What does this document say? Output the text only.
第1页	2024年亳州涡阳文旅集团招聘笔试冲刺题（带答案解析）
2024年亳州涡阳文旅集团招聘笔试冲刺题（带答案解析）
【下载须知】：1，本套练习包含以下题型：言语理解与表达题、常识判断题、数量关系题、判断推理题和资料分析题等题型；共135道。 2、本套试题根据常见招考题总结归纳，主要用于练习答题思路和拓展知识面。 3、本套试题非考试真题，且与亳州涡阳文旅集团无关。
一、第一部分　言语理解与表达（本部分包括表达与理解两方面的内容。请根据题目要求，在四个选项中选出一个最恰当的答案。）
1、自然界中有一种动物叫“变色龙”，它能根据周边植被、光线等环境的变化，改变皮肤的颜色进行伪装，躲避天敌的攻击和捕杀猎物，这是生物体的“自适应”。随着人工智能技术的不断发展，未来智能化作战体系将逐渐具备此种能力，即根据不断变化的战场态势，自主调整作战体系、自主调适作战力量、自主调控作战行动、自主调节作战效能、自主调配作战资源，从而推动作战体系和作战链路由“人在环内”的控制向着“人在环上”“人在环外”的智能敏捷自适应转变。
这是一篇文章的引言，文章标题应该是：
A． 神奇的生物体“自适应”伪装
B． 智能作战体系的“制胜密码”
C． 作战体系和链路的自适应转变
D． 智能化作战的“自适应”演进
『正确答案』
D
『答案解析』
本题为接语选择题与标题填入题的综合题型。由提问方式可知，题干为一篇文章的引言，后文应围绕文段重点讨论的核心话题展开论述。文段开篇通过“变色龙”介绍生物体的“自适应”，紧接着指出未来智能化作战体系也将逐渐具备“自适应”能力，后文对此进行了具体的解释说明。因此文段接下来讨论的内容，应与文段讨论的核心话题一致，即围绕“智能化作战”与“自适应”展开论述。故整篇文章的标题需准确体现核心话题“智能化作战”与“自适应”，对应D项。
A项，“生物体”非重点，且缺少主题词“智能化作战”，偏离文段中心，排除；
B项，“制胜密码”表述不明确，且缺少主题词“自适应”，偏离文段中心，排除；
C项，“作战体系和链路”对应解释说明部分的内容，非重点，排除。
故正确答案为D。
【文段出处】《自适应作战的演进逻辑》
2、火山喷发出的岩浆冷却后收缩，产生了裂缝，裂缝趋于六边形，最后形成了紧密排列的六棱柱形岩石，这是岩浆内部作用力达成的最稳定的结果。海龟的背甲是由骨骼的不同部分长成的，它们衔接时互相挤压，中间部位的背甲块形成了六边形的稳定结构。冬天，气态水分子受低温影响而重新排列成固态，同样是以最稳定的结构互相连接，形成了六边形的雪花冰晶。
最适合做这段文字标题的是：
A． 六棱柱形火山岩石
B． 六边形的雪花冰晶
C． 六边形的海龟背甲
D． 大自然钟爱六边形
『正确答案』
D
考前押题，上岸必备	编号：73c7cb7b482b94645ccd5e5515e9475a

┄┄┄┄┄┄┄┄┄┄

THE REQUEST: Retype the whole listing above exactly.

REPLY TO THE EXERCISE:
What does this document say? Output the text only.
第1页	2024年亳州涡阳文旅集团招聘笔试冲刺题（带答案解析）
2024年亳州涡阳文旅集团招聘笔试冲刺题（带答案解析）
【下载须知】：1，本套练习包含以下题型：言语理解与表达题、常识判断题、数量关系题、判断推理题和资料分析题等题型；共135道。 2、本套试题根据常见招考题总结归纳，主要用于练习答题思路和拓展知识面。 3、本套试题非考试真题，且与亳州涡阳文旅集团无关。
一、第一部分　言语理解与表达（本部分包括表达与理解两方面的内容。请根据题目要求，在四个选项中选出一个最恰当的答案。）
1、自然界中有一种动物叫“变色龙”，它能根据周边植被、光线等环境的变化，改变皮肤的颜色进行伪装，躲避天敌的攻击和捕杀猎物，这是生物体的“自适应”。随着人工智能技术的不断发展，未来智能化作战体系将逐渐具备此种能力，即根据不断变化的战场态势，自主调整作战体系、自主调适作战力量、自主调控作战行动、自主调节作战效能、自主调配作战资源，从而推动作战体系和作战链路由“人在环内”的控制向着“人在环上”“人在环外”的智能敏捷自适应转变。
这是一篇文章的引言，文章标题应该是：
A． 神奇的生物体“自适应”伪装
B． 智能作战体系的“制胜密码”
C． 作战体系和链路的自适应转变
D． 智能化作战的“自适应”演进
『正确答案』
D
『答案解析』
本题为接语选择题与标题填入题的综合题型。由提问方式可知，题干为一篇文章的引言，后文应围绕文段重点讨论的核心话题展开论述。文段开篇通过“变色龙”介绍生物体的“自适应”，紧接着指出未来智能化作战体系也将逐渐具备“自适应”能力，后文对此进行了具体的解释说明。因此文段接下来讨论的内容，应与文段讨论的核心话题一致，即围绕“智能化作战”与“自适应”展开论述。故整篇文章的标题需准确体现核心话题“智能化作战”与“自适应”，对应D项。
A项，“生物体”非重点，且缺少主题词“智能化作战”，偏离文段中心，排除；
B项，“制胜密码”表述不明确，且缺少主题词“自适应”，偏离文段中心，排除；
C项，“作战体系和链路”对应解释说明部分的内容，非重点，排除。
故正确答案为D。
【文段出处】《自适应作战的演进逻辑》
2、火山喷发出的岩浆冷却后收缩，产生了裂缝，裂缝趋于六边形，最后形成了紧密排列的六棱柱形岩石，这是岩浆内部作用力达成的最稳定的结果。海龟的背甲是由骨骼的不同部分长成的，它们衔接时互相挤压，中间部位的背甲块形成了六边形的稳定结构。冬天，气态水分子受低温影响而重新排列成固态，同样是以最稳定的结构互相连接，形成了六边形的雪花冰晶。
最适合做这段文字标题的是：
A． 六棱柱形火山岩石
B． 六边形的雪花冰晶
C． 六边形的海龟背甲
D． 大自然钟爱六边形
『正确答案』
D
考前押题，上岸必备	编号：73c7cb7b482b94645ccd5e5515e9475a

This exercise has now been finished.